--- START OF Data supplied ---

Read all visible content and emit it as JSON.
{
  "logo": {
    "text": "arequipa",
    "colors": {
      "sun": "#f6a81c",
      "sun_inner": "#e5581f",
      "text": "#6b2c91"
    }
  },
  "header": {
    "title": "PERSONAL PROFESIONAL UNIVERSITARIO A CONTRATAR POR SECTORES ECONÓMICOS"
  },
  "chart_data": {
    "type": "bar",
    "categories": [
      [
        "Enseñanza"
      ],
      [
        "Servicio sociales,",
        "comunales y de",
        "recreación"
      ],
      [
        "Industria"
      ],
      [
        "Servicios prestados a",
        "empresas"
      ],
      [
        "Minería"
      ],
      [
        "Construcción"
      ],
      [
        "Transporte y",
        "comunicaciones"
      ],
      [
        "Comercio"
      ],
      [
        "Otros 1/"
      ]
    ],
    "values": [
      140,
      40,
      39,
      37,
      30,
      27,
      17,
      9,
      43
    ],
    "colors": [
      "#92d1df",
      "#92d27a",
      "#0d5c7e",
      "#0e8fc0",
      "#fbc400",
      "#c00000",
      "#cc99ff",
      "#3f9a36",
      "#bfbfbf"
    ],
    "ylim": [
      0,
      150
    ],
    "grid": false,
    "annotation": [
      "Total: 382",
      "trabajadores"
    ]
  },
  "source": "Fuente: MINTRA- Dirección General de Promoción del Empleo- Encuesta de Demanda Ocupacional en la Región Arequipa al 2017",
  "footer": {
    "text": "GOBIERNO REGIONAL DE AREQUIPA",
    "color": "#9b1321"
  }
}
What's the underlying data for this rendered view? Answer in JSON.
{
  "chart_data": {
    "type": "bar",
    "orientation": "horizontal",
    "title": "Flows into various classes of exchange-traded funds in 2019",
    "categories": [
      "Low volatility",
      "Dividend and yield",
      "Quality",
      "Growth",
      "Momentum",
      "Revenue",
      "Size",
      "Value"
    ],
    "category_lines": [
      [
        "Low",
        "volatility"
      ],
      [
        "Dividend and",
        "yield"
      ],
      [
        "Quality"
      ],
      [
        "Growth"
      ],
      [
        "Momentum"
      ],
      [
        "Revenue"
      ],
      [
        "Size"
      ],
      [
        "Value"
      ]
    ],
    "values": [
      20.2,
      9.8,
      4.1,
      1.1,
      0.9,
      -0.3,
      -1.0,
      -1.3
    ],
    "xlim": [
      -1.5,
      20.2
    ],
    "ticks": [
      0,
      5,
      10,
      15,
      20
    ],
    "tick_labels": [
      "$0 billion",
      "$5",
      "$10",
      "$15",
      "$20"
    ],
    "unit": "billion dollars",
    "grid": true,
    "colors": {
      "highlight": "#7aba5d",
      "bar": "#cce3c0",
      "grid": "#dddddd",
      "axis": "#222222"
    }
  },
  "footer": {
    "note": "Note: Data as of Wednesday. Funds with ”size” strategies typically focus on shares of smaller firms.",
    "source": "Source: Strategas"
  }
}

--- END OF Data supplied ---

● **Task statement**: Return each entry from above without altering a single character.

● **Answer to the exercise**:
Read all visible content and emit it as JSON.
{
  "logo": {
    "text": "arequipa",
    "colors": {
      "sun": "#f6a81c",
      "sun_inner": "#e5581f",
      "text": "#6b2c91"
    }
  },
  "header": {
    "title": "PERSONAL PROFESIONAL UNIVERSITARIO A CONTRATAR POR SECTORES ECONÓMICOS"
  },
  "chart_data": {
    "type": "bar",
    "categories": [
      [
        "Enseñanza"
      ],
      [
        "Servicio sociales,",
        "comunales y de",
        "recreación"
      ],
      [
        "Industria"
      ],
      [
        "Servicios prestados a",
        "empresas"
      ],
      [
        "Minería"
      ],
      [
        "Construcción"
      ],
      [
        "Transporte y",
        "comunicaciones"
      ],
      [
        "Comercio"
      ],
      [
        "Otros 1/"
      ]
    ],
    "values": [
      140,
      40,
      39,
      37,
      30,
      27,
      17,
      9,
      43
    ],
    "colors": [
      "#92d1df",
      "#92d27a",
      "#0d5c7e",
      "#0e8fc0",
      "#fbc400",
      "#c00000",
      "#cc99ff",
      "#3f9a36",
      "#bfbfbf"
    ],
    "ylim": [
      0,
      150
    ],
    "grid": false,
    "annotation": [
      "Total: 382",
      "trabajadores"
    ]
  },
  "source": "Fuente: MINTRA- Dirección General de Promoción del Empleo- Encuesta de Demanda Ocupacional en la Región Arequipa al 2017",
  "footer": {
    "text": "GOBIERNO REGIONAL DE AREQUIPA",
    "color": "#9b1321"
  }
}
What's the underlying data for this rendered view? Answer in JSON.
{
  "chart_data": {
    "type": "bar",
    "orientation": "horizontal",
    "title": "Flows into various classes of exchange-traded funds in 2019",
    "categories": [
      "Low volatility",
      "Dividend and yield",
      "Quality",
      "Growth",
      "Momentum",
      "Revenue",
      "Size",
      "Value"
    ],
    "category_lines": [
      [
        "Low",
        "volatility"
      ],
      [
        "Dividend and",
        "yield"
      ],
      [
        "Quality"
      ],
      [
        "Growth"
      ],
      [
        "Momentum"
      ],
      [
        "Revenue"
      ],
      [
        "Size"
      ],
      [
        "Value"
      ]
    ],
    "values": [
      20.2,
      9.8,
      4.1,
      1.1,
      0.9,
      -0.3,
      -1.0,
      -1.3
    ],
    "xlim": [
      -1.5,
      20.2
    ],
    "ticks": [
      0,
      5,
      10,
      15,
      20
    ],
    "tick_labels": [
      "$0 billion",
      "$5",
      "$10",
      "$15",
      "$20"
    ],
    "unit": "billion dollars",
    "grid": true,
    "colors": {
      "highlight": "#7aba5d",
      "bar": "#cce3c0",
      "grid": "#dddddd",
      "axis": "#222222"
    }
  },
  "footer": {
    "note": "Note: Data as of Wednesday. Funds with ”size” strategies typically focus on shares of smaller firms.",
    "source": "Source: Strategas"
  }
}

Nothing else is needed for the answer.